In the records below, pick out all lines containing the word "structured".

=== Supplied data ===

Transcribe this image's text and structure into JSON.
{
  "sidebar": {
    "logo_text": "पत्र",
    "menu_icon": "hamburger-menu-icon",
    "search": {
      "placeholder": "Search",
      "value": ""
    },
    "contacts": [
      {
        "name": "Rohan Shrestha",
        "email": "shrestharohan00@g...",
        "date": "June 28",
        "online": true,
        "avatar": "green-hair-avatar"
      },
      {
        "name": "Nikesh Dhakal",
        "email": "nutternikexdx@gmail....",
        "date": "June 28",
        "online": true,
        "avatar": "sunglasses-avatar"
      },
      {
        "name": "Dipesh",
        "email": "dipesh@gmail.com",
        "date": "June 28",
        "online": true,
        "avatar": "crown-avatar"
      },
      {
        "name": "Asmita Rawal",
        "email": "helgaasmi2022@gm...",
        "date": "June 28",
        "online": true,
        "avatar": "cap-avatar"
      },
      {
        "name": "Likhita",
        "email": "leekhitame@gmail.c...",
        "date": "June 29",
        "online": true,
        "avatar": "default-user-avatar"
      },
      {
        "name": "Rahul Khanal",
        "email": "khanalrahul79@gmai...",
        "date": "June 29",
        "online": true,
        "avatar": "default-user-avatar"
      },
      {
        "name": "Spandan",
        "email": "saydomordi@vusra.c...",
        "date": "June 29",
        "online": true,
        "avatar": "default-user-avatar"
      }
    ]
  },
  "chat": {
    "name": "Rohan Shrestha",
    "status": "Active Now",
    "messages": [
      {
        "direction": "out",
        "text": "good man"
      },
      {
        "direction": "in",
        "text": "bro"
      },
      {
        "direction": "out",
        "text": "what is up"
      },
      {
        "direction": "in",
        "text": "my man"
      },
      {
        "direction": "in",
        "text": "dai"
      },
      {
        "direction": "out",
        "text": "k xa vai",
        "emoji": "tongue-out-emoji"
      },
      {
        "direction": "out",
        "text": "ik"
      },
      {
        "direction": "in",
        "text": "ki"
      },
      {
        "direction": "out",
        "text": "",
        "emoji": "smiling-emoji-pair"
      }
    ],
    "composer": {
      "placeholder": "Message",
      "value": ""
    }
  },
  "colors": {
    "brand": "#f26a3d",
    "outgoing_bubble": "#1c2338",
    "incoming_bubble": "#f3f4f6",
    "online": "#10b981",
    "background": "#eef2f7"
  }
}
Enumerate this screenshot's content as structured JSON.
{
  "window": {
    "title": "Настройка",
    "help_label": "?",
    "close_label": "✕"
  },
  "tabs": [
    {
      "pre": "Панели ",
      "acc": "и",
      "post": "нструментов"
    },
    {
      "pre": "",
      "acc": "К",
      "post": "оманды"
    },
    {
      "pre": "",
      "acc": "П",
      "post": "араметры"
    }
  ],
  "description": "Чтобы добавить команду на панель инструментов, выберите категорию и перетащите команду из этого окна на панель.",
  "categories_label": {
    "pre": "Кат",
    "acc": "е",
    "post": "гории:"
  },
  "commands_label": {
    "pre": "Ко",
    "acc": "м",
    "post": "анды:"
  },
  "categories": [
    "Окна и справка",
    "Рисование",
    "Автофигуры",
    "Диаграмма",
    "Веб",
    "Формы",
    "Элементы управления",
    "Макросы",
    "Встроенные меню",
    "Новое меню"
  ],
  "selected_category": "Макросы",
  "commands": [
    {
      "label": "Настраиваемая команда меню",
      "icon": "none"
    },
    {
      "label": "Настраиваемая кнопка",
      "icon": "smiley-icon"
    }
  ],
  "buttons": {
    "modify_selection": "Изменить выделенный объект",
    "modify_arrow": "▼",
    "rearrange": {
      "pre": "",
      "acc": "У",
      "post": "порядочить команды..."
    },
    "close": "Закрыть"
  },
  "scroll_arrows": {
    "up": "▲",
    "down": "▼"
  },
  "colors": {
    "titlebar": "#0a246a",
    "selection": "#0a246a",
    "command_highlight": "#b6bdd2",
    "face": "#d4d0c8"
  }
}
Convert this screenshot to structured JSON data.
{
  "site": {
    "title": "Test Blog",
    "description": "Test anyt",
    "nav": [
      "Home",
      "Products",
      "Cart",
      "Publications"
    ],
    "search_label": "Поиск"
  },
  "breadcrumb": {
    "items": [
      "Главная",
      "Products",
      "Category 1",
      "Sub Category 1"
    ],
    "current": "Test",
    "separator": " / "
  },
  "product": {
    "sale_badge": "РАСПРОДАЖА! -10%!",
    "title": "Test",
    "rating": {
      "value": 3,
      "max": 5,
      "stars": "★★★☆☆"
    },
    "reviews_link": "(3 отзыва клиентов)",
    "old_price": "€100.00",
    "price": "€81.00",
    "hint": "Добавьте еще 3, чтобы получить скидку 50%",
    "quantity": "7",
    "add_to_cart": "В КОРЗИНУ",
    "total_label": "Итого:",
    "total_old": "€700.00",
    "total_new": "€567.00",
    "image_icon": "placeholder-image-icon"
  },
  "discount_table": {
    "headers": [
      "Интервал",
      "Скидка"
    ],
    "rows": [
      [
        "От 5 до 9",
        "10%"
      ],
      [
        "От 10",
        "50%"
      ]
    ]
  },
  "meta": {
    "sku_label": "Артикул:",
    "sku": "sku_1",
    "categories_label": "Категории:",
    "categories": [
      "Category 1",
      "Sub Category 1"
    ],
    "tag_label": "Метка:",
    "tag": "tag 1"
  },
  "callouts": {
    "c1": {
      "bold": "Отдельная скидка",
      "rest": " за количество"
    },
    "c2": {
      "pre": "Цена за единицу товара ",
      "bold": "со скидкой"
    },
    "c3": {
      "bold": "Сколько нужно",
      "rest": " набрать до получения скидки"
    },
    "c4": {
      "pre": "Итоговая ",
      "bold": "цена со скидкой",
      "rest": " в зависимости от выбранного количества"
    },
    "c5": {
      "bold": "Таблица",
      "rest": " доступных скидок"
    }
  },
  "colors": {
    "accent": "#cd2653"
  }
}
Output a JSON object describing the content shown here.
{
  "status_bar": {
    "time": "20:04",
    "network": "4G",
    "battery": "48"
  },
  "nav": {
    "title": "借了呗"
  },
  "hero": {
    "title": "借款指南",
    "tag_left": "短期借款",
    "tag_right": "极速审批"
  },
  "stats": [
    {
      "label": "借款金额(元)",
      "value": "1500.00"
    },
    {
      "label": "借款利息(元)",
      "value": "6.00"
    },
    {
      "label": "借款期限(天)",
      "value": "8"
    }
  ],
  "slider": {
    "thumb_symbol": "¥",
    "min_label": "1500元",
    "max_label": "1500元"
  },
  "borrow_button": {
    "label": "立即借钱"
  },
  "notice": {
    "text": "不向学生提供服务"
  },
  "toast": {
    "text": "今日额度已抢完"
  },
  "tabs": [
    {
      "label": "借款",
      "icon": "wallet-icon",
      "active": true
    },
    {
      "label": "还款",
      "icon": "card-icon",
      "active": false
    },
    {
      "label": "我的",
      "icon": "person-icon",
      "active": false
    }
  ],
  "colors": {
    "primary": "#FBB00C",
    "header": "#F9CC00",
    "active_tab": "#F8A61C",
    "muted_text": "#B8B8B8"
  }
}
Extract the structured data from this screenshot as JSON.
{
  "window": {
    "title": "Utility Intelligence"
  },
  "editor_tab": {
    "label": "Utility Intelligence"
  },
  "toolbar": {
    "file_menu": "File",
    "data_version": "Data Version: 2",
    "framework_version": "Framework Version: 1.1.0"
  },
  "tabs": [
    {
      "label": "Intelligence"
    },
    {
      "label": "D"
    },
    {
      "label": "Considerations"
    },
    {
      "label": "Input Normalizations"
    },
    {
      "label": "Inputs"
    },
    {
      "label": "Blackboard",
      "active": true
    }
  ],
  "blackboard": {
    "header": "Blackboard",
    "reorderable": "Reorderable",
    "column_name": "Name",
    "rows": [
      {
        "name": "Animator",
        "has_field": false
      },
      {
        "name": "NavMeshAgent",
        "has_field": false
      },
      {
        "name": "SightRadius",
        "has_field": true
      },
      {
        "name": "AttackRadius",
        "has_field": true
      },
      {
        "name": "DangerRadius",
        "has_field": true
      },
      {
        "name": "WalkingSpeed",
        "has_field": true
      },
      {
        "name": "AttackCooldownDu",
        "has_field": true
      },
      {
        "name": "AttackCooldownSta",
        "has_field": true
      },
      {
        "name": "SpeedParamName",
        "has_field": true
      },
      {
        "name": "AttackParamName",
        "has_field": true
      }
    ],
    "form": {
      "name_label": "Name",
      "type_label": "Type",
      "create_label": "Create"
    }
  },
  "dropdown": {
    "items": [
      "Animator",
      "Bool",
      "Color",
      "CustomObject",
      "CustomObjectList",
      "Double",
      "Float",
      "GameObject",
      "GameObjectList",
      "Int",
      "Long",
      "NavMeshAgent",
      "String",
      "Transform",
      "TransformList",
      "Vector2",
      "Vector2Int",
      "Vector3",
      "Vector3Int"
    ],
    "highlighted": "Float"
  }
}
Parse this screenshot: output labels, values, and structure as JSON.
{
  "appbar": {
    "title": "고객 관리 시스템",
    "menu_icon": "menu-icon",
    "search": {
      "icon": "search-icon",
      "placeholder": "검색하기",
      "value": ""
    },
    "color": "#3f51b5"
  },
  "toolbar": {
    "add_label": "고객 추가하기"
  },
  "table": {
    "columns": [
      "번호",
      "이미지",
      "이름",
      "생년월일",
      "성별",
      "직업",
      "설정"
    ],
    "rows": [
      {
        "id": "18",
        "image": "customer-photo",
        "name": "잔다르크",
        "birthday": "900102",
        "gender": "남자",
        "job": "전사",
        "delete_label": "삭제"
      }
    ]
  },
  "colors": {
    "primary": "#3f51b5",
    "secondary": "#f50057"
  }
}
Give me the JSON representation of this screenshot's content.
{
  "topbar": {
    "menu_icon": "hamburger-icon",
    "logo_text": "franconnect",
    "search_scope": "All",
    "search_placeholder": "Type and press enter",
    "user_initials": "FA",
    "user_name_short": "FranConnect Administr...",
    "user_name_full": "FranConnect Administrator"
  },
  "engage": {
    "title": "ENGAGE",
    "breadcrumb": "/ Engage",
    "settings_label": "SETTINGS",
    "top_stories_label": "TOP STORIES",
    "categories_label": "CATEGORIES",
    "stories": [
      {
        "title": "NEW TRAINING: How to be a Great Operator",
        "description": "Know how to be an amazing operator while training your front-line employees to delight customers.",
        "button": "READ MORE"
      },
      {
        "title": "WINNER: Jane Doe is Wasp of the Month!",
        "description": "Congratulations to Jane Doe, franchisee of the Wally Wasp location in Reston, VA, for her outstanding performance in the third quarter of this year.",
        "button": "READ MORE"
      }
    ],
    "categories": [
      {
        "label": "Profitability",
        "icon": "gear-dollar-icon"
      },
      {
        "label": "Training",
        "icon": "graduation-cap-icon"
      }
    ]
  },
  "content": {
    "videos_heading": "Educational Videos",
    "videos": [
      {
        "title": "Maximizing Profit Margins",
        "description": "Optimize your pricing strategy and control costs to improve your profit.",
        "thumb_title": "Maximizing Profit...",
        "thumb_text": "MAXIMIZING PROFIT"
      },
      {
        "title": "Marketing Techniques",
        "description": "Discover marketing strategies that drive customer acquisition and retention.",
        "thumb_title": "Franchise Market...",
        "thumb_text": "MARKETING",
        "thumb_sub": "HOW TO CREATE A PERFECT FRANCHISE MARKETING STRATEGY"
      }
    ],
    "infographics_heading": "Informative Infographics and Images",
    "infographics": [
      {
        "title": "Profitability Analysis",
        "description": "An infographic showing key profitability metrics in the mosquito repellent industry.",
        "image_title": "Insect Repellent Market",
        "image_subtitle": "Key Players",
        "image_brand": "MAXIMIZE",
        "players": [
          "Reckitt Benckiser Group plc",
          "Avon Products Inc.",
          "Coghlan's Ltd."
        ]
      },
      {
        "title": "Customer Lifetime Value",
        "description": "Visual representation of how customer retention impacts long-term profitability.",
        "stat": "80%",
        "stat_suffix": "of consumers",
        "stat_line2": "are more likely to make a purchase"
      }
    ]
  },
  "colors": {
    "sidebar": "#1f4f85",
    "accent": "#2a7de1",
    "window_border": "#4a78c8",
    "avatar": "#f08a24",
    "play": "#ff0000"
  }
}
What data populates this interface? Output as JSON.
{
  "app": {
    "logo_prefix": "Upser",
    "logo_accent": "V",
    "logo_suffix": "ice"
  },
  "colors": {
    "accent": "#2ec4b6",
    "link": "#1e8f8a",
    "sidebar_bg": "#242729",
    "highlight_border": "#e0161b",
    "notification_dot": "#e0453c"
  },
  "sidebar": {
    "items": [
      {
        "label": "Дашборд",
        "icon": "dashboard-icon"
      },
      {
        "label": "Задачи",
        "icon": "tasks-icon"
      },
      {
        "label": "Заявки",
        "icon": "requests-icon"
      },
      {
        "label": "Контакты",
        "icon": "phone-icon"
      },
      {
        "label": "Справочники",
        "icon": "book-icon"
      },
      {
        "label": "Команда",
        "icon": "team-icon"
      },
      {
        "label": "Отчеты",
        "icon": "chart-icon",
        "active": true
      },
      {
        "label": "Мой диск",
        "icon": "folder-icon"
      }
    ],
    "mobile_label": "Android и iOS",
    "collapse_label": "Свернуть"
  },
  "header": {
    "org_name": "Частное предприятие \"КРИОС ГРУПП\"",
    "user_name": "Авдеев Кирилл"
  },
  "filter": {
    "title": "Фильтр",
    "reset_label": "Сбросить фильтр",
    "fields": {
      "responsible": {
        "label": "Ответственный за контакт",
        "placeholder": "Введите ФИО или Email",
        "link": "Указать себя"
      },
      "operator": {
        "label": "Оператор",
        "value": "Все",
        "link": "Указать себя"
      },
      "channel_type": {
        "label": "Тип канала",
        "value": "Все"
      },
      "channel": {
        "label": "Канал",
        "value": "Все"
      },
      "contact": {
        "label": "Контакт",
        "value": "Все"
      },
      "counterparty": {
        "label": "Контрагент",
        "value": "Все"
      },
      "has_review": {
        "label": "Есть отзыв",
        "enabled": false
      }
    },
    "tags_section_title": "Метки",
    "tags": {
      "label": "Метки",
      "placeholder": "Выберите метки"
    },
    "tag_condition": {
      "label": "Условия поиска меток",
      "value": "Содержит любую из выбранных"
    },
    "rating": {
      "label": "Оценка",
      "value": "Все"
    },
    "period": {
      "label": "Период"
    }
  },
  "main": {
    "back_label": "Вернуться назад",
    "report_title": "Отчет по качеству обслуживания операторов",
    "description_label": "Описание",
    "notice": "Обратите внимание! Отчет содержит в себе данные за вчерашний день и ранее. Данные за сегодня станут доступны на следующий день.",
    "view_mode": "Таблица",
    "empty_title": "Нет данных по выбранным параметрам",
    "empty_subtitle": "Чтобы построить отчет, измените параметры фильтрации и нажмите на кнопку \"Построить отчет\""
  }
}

===

- _Correct output_
Enumerate this screenshot's content as structured JSON.
Convert this screenshot to structured JSON data.
Extract the structured data from this screenshot as JSON.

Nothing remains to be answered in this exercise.